In the entries that follow, find every line containing "this" and copy it.

(Figure dataset records)
________
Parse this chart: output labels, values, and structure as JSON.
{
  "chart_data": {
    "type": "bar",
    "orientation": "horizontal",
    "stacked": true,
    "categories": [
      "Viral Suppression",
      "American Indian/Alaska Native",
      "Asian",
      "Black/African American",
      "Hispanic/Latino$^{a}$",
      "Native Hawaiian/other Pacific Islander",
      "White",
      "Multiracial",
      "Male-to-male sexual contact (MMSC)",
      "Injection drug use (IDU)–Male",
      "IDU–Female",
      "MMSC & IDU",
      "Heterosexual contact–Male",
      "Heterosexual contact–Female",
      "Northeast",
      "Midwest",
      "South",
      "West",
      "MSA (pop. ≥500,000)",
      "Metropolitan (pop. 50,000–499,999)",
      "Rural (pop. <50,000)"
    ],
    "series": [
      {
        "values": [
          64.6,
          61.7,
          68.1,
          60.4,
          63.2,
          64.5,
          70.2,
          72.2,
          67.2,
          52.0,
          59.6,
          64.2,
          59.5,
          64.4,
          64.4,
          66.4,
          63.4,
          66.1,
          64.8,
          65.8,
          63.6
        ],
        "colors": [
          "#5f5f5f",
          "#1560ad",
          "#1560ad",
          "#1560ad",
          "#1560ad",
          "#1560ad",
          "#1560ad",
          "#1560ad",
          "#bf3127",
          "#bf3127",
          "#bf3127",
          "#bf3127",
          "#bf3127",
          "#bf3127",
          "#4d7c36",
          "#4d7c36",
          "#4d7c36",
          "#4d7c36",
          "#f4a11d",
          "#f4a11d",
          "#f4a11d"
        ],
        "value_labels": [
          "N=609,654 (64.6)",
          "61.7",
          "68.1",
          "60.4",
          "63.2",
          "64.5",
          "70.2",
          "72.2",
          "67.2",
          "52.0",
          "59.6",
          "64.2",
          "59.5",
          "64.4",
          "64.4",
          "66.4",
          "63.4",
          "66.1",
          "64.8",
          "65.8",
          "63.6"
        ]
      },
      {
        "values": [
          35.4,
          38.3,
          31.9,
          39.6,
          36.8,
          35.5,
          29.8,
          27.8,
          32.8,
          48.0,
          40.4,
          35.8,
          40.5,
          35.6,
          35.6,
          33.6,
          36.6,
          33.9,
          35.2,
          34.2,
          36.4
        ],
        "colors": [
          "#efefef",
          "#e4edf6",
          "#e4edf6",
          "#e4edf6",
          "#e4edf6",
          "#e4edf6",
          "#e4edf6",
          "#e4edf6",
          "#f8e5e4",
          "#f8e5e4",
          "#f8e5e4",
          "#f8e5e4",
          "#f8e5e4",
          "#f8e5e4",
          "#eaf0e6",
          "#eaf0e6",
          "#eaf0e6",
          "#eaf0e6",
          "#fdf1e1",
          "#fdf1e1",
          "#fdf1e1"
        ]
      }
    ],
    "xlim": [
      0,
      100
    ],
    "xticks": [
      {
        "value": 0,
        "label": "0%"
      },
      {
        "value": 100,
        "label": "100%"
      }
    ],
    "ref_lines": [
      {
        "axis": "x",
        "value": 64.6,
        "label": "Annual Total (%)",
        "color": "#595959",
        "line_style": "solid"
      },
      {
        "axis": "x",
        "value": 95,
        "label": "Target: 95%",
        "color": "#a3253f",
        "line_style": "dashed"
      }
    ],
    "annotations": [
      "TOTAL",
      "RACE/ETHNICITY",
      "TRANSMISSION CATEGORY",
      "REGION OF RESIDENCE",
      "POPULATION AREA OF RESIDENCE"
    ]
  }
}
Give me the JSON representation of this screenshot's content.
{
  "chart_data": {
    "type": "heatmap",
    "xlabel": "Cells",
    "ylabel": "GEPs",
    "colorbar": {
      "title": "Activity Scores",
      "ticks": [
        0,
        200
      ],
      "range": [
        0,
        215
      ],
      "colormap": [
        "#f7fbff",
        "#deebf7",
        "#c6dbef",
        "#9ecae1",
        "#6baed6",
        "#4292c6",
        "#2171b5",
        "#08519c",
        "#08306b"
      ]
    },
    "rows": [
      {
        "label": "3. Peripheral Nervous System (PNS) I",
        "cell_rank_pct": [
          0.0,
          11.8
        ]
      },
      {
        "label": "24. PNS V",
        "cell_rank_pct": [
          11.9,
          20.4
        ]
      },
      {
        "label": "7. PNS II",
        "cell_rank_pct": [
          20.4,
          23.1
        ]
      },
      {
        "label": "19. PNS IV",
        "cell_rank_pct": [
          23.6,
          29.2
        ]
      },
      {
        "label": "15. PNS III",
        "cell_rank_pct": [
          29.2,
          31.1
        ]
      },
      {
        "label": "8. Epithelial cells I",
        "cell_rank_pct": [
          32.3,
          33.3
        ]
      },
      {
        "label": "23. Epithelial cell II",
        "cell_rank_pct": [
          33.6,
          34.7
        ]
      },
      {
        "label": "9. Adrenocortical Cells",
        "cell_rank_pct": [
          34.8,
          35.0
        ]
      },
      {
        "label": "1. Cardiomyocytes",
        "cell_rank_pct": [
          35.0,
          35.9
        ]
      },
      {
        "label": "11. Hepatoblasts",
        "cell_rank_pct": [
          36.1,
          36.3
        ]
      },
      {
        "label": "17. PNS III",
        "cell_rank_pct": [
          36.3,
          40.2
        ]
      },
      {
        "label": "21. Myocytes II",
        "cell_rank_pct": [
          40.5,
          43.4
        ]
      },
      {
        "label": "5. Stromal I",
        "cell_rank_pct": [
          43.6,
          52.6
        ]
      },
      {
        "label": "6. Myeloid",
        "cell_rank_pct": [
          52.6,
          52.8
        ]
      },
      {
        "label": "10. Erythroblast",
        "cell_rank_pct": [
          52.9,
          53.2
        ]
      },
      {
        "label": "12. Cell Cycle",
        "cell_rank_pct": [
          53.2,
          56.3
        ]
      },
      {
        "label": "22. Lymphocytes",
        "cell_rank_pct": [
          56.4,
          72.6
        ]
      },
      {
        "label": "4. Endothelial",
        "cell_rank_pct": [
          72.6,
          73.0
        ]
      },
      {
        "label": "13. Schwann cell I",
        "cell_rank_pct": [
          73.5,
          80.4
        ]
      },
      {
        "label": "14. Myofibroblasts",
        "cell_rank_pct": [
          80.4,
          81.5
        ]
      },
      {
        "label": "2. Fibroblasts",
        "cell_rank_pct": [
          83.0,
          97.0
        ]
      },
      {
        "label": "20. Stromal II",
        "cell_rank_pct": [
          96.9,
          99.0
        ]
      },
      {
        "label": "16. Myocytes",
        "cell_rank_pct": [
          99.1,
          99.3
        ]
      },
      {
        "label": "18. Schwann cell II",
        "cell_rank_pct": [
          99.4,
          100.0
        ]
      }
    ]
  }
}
________
[Response area]
Parse this chart: output labels, values, and structure as JSON.
Give me the JSON representation of this screenshot's content.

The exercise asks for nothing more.